(Records from a dataset)
* * * * *
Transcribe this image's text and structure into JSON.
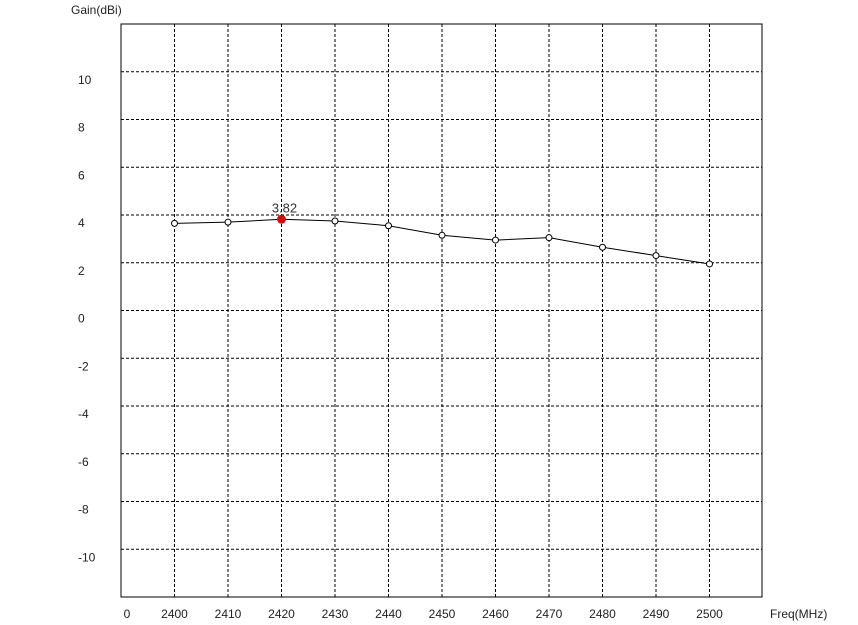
{
  "chart_data": {
    "type": "line",
    "ylabel": "Gain(dBi)",
    "xlabel": "Freq(MHz)",
    "x_tick_labels": [
      "0",
      "2400",
      "2410",
      "2420",
      "2430",
      "2440",
      "2450",
      "2460",
      "2470",
      "2480",
      "2490",
      "2500"
    ],
    "y_tick_labels": [
      "10",
      "8",
      "6",
      "4",
      "2",
      "0",
      "-2",
      "-4",
      "-6",
      "-8",
      "-10"
    ],
    "y_ticks": [
      10,
      8,
      6,
      4,
      2,
      0,
      -2,
      -4,
      -6,
      -8,
      -10
    ],
    "ylim": [
      -12,
      12
    ],
    "grid": true,
    "series": [
      {
        "x": [
          2400,
          2410,
          2420,
          2430,
          2440,
          2450,
          2460,
          2470,
          2480,
          2490,
          2500
        ],
        "y": [
          3.65,
          3.7,
          3.82,
          3.75,
          3.55,
          3.15,
          2.95,
          3.05,
          2.65,
          2.3,
          1.95
        ],
        "color": "#000000"
      }
    ],
    "peak": {
      "x": 2420,
      "y": 3.82,
      "label": "3.82",
      "color": "#cc1111"
    }
  }
}
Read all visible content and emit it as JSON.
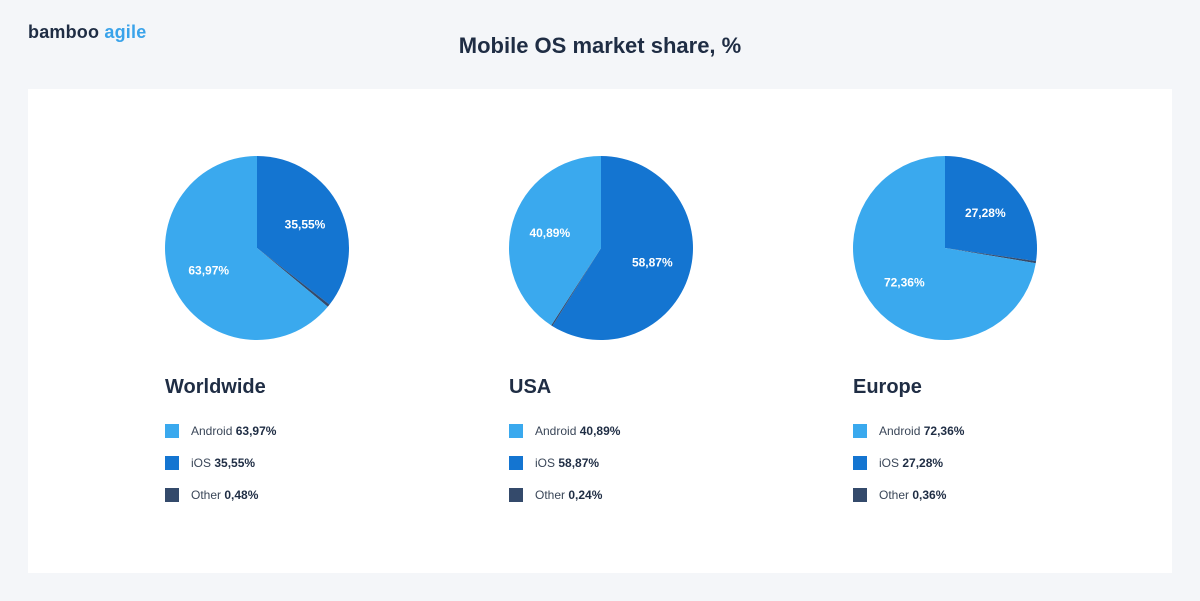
{
  "brand": {
    "name_part1": "bamboo",
    "name_part2": "agile"
  },
  "title": "Mobile OS market share, %",
  "colors": {
    "Android": "#3aa9ee",
    "iOS": "#1475d1",
    "Other": "#344a6b"
  },
  "chart_data": [
    {
      "type": "pie",
      "title": "Worldwide",
      "slices": [
        {
          "label": "Android",
          "value": 63.97,
          "display": "63,97%"
        },
        {
          "label": "iOS",
          "value": 35.55,
          "display": "35,55%"
        },
        {
          "label": "Other",
          "value": 0.48,
          "display": "0,48%"
        }
      ]
    },
    {
      "type": "pie",
      "title": "USA",
      "slices": [
        {
          "label": "Android",
          "value": 40.89,
          "display": "40,89%"
        },
        {
          "label": "iOS",
          "value": 58.87,
          "display": "58,87%"
        },
        {
          "label": "Other",
          "value": 0.24,
          "display": "0,24%"
        }
      ]
    },
    {
      "type": "pie",
      "title": "Europe",
      "slices": [
        {
          "label": "Android",
          "value": 72.36,
          "display": "72,36%"
        },
        {
          "label": "iOS",
          "value": 27.28,
          "display": "27,28%"
        },
        {
          "label": "Other",
          "value": 0.36,
          "display": "0,36%"
        }
      ]
    }
  ]
}
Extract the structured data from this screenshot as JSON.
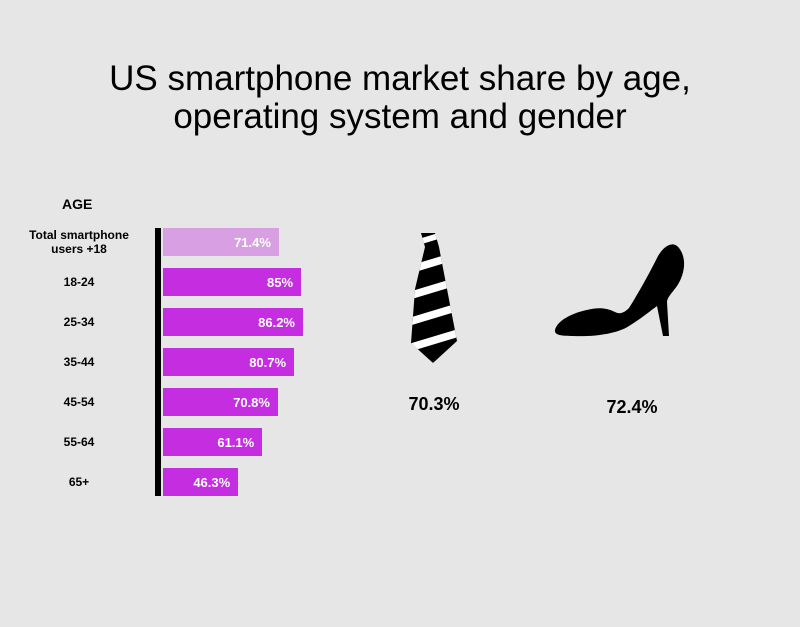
{
  "chart_data": {
    "type": "bar",
    "title_lines": [
      "US smartphone market share by age,",
      "operating system and gender"
    ],
    "axis_header": "AGE",
    "categories": [
      [
        "Total smartphone",
        "users +18"
      ],
      [
        "18-24"
      ],
      [
        "25-34"
      ],
      [
        "35-44"
      ],
      [
        "45-54"
      ],
      [
        "55-64"
      ],
      [
        "65+"
      ]
    ],
    "values": [
      71.4,
      85,
      86.2,
      80.7,
      70.8,
      61.1,
      46.3
    ],
    "value_labels": [
      "71.4%",
      "85%",
      "86.2%",
      "80.7%",
      "70.8%",
      "61.1%",
      "46.3%"
    ],
    "bar_colors": [
      "#d89fe3",
      "#c52ee0",
      "#c52ee0",
      "#c52ee0",
      "#c52ee0",
      "#c52ee0",
      "#c52ee0"
    ],
    "gender": [
      {
        "icon": "necktie-icon",
        "value": 70.3,
        "label": "70.3%"
      },
      {
        "icon": "high-heel-shoe-icon",
        "value": 72.4,
        "label": "72.4%"
      }
    ]
  }
}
* * * * *
### YOUR GOAL:
Leaving all pictures aside, quote each record exactly.

### EXERCISE RESULT:
Transcribe this image's text and structure into JSON.
{
  "chart_data": {
    "type": "line",
    "ylabel": "Gain(dBi)",
    "xlabel": "Freq(MHz)",
    "x_tick_labels": [
      "0",
      "2400",
      "2410",
      "2420",
      "2430",
      "2440",
      "2450",
      "2460",
      "2470",
      "2480",
      "2490",
      "2500"
    ],
    "y_tick_labels": [
      "10",
      "8",
      "6",
      "4",
      "2",
      "0",
      "-2",
      "-4",
      "-6",
      "-8",
      "-10"
    ],
    "y_ticks": [
      10,
      8,
      6,
      4,
      2,
      0,
      -2,
      -4,
      -6,
      -8,
      -10
    ],
    "ylim": [
      -12,
      12
    ],
    "grid": true,
    "series": [
      {
        "x": [
          2400,
          2410,
          2420,
          2430,
          2440,
          2450,
          2460,
          2470,
          2480,
          2490,
          2500
        ],
        "y": [
          3.65,
          3.7,
          3.82,
          3.75,
          3.55,
          3.15,
          2.95,
          3.05,
          2.65,
          2.3,
          1.95
        ],
        "color": "#000000"
      }
    ],
    "peak": {
      "x": 2420,
      "y": 3.82,
      "label": "3.82",
      "color": "#cc1111"
    }
  }
}
Read all visible content and emit it as JSON.
{
  "brand": {
    "name_part1": "bamboo",
    "name_part2": "agile"
  },
  "title": "Mobile OS market share, %",
  "colors": {
    "Android": "#3aa9ee",
    "iOS": "#1475d1",
    "Other": "#344a6b"
  },
  "chart_data": [
    {
      "type": "pie",
      "title": "Worldwide",
      "slices": [
        {
          "label": "Android",
          "value": 63.97,
          "display": "63,97%"
        },
        {
          "label": "iOS",
          "value": 35.55,
          "display": "35,55%"
        },
        {
          "label": "Other",
          "value": 0.48,
          "display": "0,48%"
        }
      ]
    },
    {
      "type": "pie",
      "title": "USA",
      "slices": [
        {
          "label": "Android",
          "value": 40.89,
          "display": "40,89%"
        },
        {
          "label": "iOS",
          "value": 58.87,
          "display": "58,87%"
        },
        {
          "label": "Other",
          "value": 0.24,
          "display": "0,24%"
        }
      ]
    },
    {
      "type": "pie",
      "title": "Europe",
      "slices": [
        {
          "label": "Android",
          "value": 72.36,
          "display": "72,36%"
        },
        {
          "label": "iOS",
          "value": 27.28,
          "display": "27,28%"
        },
        {
          "label": "Other",
          "value": 0.36,
          "display": "0,36%"
        }
      ]
    }
  ]
}
Extract the structured data from this screenshot as JSON.
{
  "chart_data": {
    "type": "bar",
    "title_lines": [
      "US smartphone market share by age,",
      "operating system and gender"
    ],
    "axis_header": "AGE",
    "categories": [
      [
        "Total smartphone",
        "users +18"
      ],
      [
        "18-24"
      ],
      [
        "25-34"
      ],
      [
        "35-44"
      ],
      [
        "45-54"
      ],
      [
        "55-64"
      ],
      [
        "65+"
      ]
    ],
    "values": [
      71.4,
      85,
      86.2,
      80.7,
      70.8,
      61.1,
      46.3
    ],
    "value_labels": [
      "71.4%",
      "85%",
      "86.2%",
      "80.7%",
      "70.8%",
      "61.1%",
      "46.3%"
    ],
    "bar_colors": [
      "#d89fe3",
      "#c52ee0",
      "#c52ee0",
      "#c52ee0",
      "#c52ee0",
      "#c52ee0",
      "#c52ee0"
    ],
    "gender": [
      {
        "icon": "necktie-icon",
        "value": 70.3,
        "label": "70.3%"
      },
      {
        "icon": "high-heel-shoe-icon",
        "value": 72.4,
        "label": "72.4%"
      }
    ]
  }
}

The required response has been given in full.